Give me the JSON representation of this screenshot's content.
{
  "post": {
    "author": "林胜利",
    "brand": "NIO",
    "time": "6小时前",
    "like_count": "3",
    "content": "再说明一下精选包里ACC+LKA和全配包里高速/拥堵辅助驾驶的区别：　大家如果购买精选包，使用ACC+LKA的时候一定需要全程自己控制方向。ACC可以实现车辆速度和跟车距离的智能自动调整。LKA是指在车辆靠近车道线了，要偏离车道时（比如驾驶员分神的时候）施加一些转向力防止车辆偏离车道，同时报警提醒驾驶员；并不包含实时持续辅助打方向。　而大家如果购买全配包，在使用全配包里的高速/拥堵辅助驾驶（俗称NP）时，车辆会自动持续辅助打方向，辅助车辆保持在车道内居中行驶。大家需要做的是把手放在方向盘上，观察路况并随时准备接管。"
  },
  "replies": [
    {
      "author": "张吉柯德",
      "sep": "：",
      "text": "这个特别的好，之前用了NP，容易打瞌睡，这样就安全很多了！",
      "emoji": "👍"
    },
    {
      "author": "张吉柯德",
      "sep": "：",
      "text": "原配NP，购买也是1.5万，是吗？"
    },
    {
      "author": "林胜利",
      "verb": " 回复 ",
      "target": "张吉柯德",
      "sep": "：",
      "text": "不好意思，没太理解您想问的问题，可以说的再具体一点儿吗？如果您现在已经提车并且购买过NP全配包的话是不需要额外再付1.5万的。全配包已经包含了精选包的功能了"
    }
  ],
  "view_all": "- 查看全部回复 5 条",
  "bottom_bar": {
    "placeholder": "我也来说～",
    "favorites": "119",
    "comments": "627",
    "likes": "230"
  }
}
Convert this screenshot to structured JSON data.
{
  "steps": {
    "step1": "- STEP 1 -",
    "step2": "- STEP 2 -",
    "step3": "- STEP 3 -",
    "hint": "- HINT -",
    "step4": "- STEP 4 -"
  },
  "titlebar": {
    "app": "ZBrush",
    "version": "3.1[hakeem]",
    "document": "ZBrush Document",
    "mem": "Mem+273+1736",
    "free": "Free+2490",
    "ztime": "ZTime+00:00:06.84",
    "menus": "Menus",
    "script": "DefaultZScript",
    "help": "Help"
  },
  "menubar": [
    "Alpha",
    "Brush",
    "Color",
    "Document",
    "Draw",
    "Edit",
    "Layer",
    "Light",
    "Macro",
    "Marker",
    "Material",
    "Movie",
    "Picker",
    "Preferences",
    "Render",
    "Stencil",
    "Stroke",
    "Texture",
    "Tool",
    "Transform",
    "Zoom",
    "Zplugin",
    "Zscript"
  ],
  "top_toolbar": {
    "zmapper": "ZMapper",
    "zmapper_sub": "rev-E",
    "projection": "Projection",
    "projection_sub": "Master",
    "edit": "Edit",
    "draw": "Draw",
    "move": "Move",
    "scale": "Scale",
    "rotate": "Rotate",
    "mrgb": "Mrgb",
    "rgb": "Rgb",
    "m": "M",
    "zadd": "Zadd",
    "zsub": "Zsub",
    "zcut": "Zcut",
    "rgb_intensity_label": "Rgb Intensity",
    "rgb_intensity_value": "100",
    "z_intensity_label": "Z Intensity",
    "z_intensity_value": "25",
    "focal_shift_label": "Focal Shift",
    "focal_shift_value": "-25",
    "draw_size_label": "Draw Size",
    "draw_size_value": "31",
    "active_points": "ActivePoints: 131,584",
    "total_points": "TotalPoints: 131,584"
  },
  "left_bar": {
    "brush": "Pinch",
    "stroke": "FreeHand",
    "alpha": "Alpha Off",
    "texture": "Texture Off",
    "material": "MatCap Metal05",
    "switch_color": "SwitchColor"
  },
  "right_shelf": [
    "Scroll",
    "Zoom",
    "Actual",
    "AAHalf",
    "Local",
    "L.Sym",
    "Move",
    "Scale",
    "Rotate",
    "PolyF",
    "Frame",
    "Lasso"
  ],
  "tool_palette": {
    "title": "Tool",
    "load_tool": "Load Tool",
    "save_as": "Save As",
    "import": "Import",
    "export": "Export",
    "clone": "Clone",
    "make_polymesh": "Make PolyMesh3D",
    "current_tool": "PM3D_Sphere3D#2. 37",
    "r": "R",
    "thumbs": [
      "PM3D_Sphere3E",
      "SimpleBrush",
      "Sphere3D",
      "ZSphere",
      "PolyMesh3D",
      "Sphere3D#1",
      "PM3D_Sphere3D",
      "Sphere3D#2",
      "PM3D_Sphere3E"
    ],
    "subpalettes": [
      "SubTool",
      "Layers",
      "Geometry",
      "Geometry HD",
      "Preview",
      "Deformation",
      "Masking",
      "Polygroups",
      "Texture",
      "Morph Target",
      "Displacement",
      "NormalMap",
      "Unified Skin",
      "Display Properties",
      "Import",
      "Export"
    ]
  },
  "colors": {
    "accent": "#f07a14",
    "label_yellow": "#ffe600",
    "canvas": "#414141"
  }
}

+===+

REQUIRED TASK: Repeat the material word for word, in full.

SOLUTION TO THIS TASK:
Give me the JSON representation of this screenshot's content.
{
  "post": {
    "author": "林胜利",
    "brand": "NIO",
    "time": "6小时前",
    "like_count": "3",
    "content": "再说明一下精选包里ACC+LKA和全配包里高速/拥堵辅助驾驶的区别：　大家如果购买精选包，使用ACC+LKA的时候一定需要全程自己控制方向。ACC可以实现车辆速度和跟车距离的智能自动调整。LKA是指在车辆靠近车道线了，要偏离车道时（比如驾驶员分神的时候）施加一些转向力防止车辆偏离车道，同时报警提醒驾驶员；并不包含实时持续辅助打方向。　而大家如果购买全配包，在使用全配包里的高速/拥堵辅助驾驶（俗称NP）时，车辆会自动持续辅助打方向，辅助车辆保持在车道内居中行驶。大家需要做的是把手放在方向盘上，观察路况并随时准备接管。"
  },
  "replies": [
    {
      "author": "张吉柯德",
      "sep": "：",
      "text": "这个特别的好，之前用了NP，容易打瞌睡，这样就安全很多了！",
      "emoji": "👍"
    },
    {
      "author": "张吉柯德",
      "sep": "：",
      "text": "原配NP，购买也是1.5万，是吗？"
    },
    {
      "author": "林胜利",
      "verb": " 回复 ",
      "target": "张吉柯德",
      "sep": "：",
      "text": "不好意思，没太理解您想问的问题，可以说的再具体一点儿吗？如果您现在已经提车并且购买过NP全配包的话是不需要额外再付1.5万的。全配包已经包含了精选包的功能了"
    }
  ],
  "view_all": "- 查看全部回复 5 条",
  "bottom_bar": {
    "placeholder": "我也来说～",
    "favorites": "119",
    "comments": "627",
    "likes": "230"
  }
}
Convert this screenshot to structured JSON data.
{
  "steps": {
    "step1": "- STEP 1 -",
    "step2": "- STEP 2 -",
    "step3": "- STEP 3 -",
    "hint": "- HINT -",
    "step4": "- STEP 4 -"
  },
  "titlebar": {
    "app": "ZBrush",
    "version": "3.1[hakeem]",
    "document": "ZBrush Document",
    "mem": "Mem+273+1736",
    "free": "Free+2490",
    "ztime": "ZTime+00:00:06.84",
    "menus": "Menus",
    "script": "DefaultZScript",
    "help": "Help"
  },
  "menubar": [
    "Alpha",
    "Brush",
    "Color",
    "Document",
    "Draw",
    "Edit",
    "Layer",
    "Light",
    "Macro",
    "Marker",
    "Material",
    "Movie",
    "Picker",
    "Preferences",
    "Render",
    "Stencil",
    "Stroke",
    "Texture",
    "Tool",
    "Transform",
    "Zoom",
    "Zplugin",
    "Zscript"
  ],
  "top_toolbar": {
    "zmapper": "ZMapper",
    "zmapper_sub": "rev-E",
    "projection": "Projection",
    "projection_sub": "Master",
    "edit": "Edit",
    "draw": "Draw",
    "move": "Move",
    "scale": "Scale",
    "rotate": "Rotate",
    "mrgb": "Mrgb",
    "rgb": "Rgb",
    "m": "M",
    "zadd": "Zadd",
    "zsub": "Zsub",
    "zcut": "Zcut",
    "rgb_intensity_label": "Rgb Intensity",
    "rgb_intensity_value": "100",
    "z_intensity_label": "Z Intensity",
    "z_intensity_value": "25",
    "focal_shift_label": "Focal Shift",
    "focal_shift_value": "-25",
    "draw_size_label": "Draw Size",
    "draw_size_value": "31",
    "active_points": "ActivePoints: 131,584",
    "total_points": "TotalPoints: 131,584"
  },
  "left_bar": {
    "brush": "Pinch",
    "stroke": "FreeHand",
    "alpha": "Alpha Off",
    "texture": "Texture Off",
    "material": "MatCap Metal05",
    "switch_color": "SwitchColor"
  },
  "right_shelf": [
    "Scroll",
    "Zoom",
    "Actual",
    "AAHalf",
    "Local",
    "L.Sym",
    "Move",
    "Scale",
    "Rotate",
    "PolyF",
    "Frame",
    "Lasso"
  ],
  "tool_palette": {
    "title": "Tool",
    "load_tool": "Load Tool",
    "save_as": "Save As",
    "import": "Import",
    "export": "Export",
    "clone": "Clone",
    "make_polymesh": "Make PolyMesh3D",
    "current_tool": "PM3D_Sphere3D#2. 37",
    "r": "R",
    "thumbs": [
      "PM3D_Sphere3E",
      "SimpleBrush",
      "Sphere3D",
      "ZSphere",
      "PolyMesh3D",
      "Sphere3D#1",
      "PM3D_Sphere3D",
      "Sphere3D#2",
      "PM3D_Sphere3E"
    ],
    "subpalettes": [
      "SubTool",
      "Layers",
      "Geometry",
      "Geometry HD",
      "Preview",
      "Deformation",
      "Masking",
      "Polygroups",
      "Texture",
      "Morph Target",
      "Displacement",
      "NormalMap",
      "Unified Skin",
      "Display Properties",
      "Import",
      "Export"
    ]
  },
  "colors": {
    "accent": "#f07a14",
    "label_yellow": "#ffe600",
    "canvas": "#414141"
  }
}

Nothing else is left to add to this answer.